### WHAT TO DO
No images are to be carried over; print all other material exactly as it stands.

### ROWS

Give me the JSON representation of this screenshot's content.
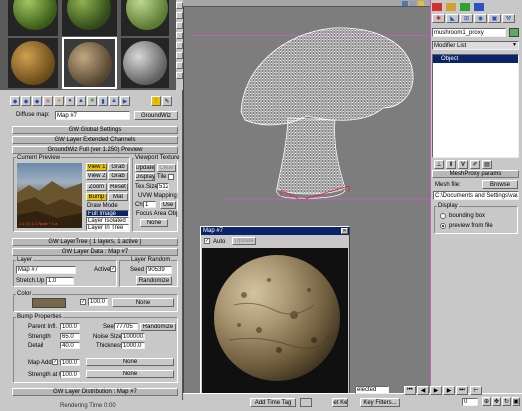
{
  "viewport": {
    "colors": {
      "bg": "#7d7d7d",
      "mesh": "#ffffff",
      "selection": "#c05ec0",
      "bbox": "#e0203f"
    }
  },
  "material_editor": {
    "diffuse_label": "Diffuse map:",
    "map_name": "Map #7",
    "map_type": "GroundWiz",
    "rollouts": {
      "global_settings": "GW Global Settings",
      "extended_channels": "GW Layer Extended Channels",
      "preview_header": "GroundWiz Full (ver 1.250) Preview",
      "layer_tree": "GW LayerTree  ( 1 layers, 1 active )",
      "layer_data": "GW Layer Data : Map #7",
      "layer_distribution": "GW Layer Distribution : Map #7"
    },
    "preview": {
      "current_preview_label": "Current Preview",
      "view1": "View 1",
      "view2": "View 2",
      "grab1": "Grab",
      "grab2": "Grab",
      "zoom": "Zoom",
      "reset": "Reset",
      "bump": "Bump",
      "mat": "Mat",
      "draw_mode_label": "Draw Mode",
      "draw_modes": [
        "Full Image",
        "Layer Isolated",
        "Layer In Tree"
      ],
      "overlay_text": "1:1 (1) 1:1 Node  * 3 a"
    },
    "viewport_texture": {
      "label": "Viewport Texture",
      "update": "Update",
      "clear": "Clear",
      "display": "Display",
      "tile": "Tile",
      "tex_size_label": "Tex.Size",
      "tex_size": "512"
    },
    "uvw_mapping": {
      "label": "UVW Mapping",
      "ch_label": "Ch",
      "ch_value": "1",
      "use": "Use"
    },
    "focus_area": {
      "label": "Focus Area Obj",
      "value": "None"
    },
    "layer": {
      "group_label": "Layer",
      "name": "Map #7",
      "active_label": "Active",
      "stretch_label": "Stretch.Up",
      "stretch_value": "1.0"
    },
    "layer_random": {
      "label": "Layer Random",
      "seed_label": "Seed",
      "seed_value": "90539",
      "randomize": "Randomize"
    },
    "color": {
      "label": "Color",
      "swatch": "#786848",
      "amount": "100.0",
      "map": "None"
    },
    "bump_properties": {
      "label": "Bump Properties",
      "parent_infl_label": "Parent Infl.",
      "parent_infl": "100.0",
      "strength_label": "Strength",
      "strength": "65.0",
      "detail_label": "Detail",
      "detail": "40.0",
      "seed_label": "Seed",
      "seed": "77705",
      "randomize": "Randomize",
      "noise_size_label": "Noise Size",
      "noise_size": "100000.0",
      "thickness_label": "Thickness",
      "thickness": "1000.0",
      "map_add_label": "Map Add",
      "map_add": "100.0",
      "map_add_none": "None",
      "strength_at_label": "Strength at 0",
      "strength_at": "100.0",
      "strength_at_none": "None"
    }
  },
  "render_dialog": {
    "title": "Map #7",
    "auto": "Auto",
    "update": "Update"
  },
  "command_panel": {
    "object_name": "mushroom1_proxy",
    "modifier_list": "Modifier List",
    "stack_item": "Object",
    "meshproxy_rollout": "MeshProxy params",
    "mesh_file_label": "Mesh file:",
    "browse": "Browse",
    "mesh_path": "C:\\Documents and Settings\\vau",
    "display_label": "Display",
    "display_options": [
      "bounding box",
      "preview from file"
    ],
    "display_selected": 1
  },
  "status_bar": {
    "left_text": "Rendering Time 0:00",
    "selected_text": "elected",
    "set_key": "Set Key",
    "key_filters": "Key Filters...",
    "add_time_tag": "Add Time Tag",
    "frame_value": "0"
  }
}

### ANSWER TO THE PROBLEM
Give me the JSON representation of this screenshot's content.
{
  "viewport": {
    "colors": {
      "bg": "#7d7d7d",
      "mesh": "#ffffff",
      "selection": "#c05ec0",
      "bbox": "#e0203f"
    }
  },
  "material_editor": {
    "diffuse_label": "Diffuse map:",
    "map_name": "Map #7",
    "map_type": "GroundWiz",
    "rollouts": {
      "global_settings": "GW Global Settings",
      "extended_channels": "GW Layer Extended Channels",
      "preview_header": "GroundWiz Full (ver 1.250) Preview",
      "layer_tree": "GW LayerTree  ( 1 layers, 1 active )",
      "layer_data": "GW Layer Data : Map #7",
      "layer_distribution": "GW Layer Distribution : Map #7"
    },
    "preview": {
      "current_preview_label": "Current Preview",
      "view1": "View 1",
      "view2": "View 2",
      "grab1": "Grab",
      "grab2": "Grab",
      "zoom": "Zoom",
      "reset": "Reset",
      "bump": "Bump",
      "mat": "Mat",
      "draw_mode_label": "Draw Mode",
      "draw_modes": [
        "Full Image",
        "Layer Isolated",
        "Layer In Tree"
      ],
      "overlay_text": "1:1 (1) 1:1 Node  * 3 a"
    },
    "viewport_texture": {
      "label": "Viewport Texture",
      "update": "Update",
      "clear": "Clear",
      "display": "Display",
      "tile": "Tile",
      "tex_size_label": "Tex.Size",
      "tex_size": "512"
    },
    "uvw_mapping": {
      "label": "UVW Mapping",
      "ch_label": "Ch",
      "ch_value": "1",
      "use": "Use"
    },
    "focus_area": {
      "label": "Focus Area Obj",
      "value": "None"
    },
    "layer": {
      "group_label": "Layer",
      "name": "Map #7",
      "active_label": "Active",
      "stretch_label": "Stretch.Up",
      "stretch_value": "1.0"
    },
    "layer_random": {
      "label": "Layer Random",
      "seed_label": "Seed",
      "seed_value": "90539",
      "randomize": "Randomize"
    },
    "color": {
      "label": "Color",
      "swatch": "#786848",
      "amount": "100.0",
      "map": "None"
    },
    "bump_properties": {
      "label": "Bump Properties",
      "parent_infl_label": "Parent Infl.",
      "parent_infl": "100.0",
      "strength_label": "Strength",
      "strength": "65.0",
      "detail_label": "Detail",
      "detail": "40.0",
      "seed_label": "Seed",
      "seed": "77705",
      "randomize": "Randomize",
      "noise_size_label": "Noise Size",
      "noise_size": "100000.0",
      "thickness_label": "Thickness",
      "thickness": "1000.0",
      "map_add_label": "Map Add",
      "map_add": "100.0",
      "map_add_none": "None",
      "strength_at_label": "Strength at 0",
      "strength_at": "100.0",
      "strength_at_none": "None"
    }
  },
  "render_dialog": {
    "title": "Map #7",
    "auto": "Auto",
    "update": "Update"
  },
  "command_panel": {
    "object_name": "mushroom1_proxy",
    "modifier_list": "Modifier List",
    "stack_item": "Object",
    "meshproxy_rollout": "MeshProxy params",
    "mesh_file_label": "Mesh file:",
    "browse": "Browse",
    "mesh_path": "C:\\Documents and Settings\\vau",
    "display_label": "Display",
    "display_options": [
      "bounding box",
      "preview from file"
    ],
    "display_selected": 1
  },
  "status_bar": {
    "left_text": "Rendering Time 0:00",
    "selected_text": "elected",
    "set_key": "Set Key",
    "key_filters": "Key Filters...",
    "add_time_tag": "Add Time Tag",
    "frame_value": "0"
  }
}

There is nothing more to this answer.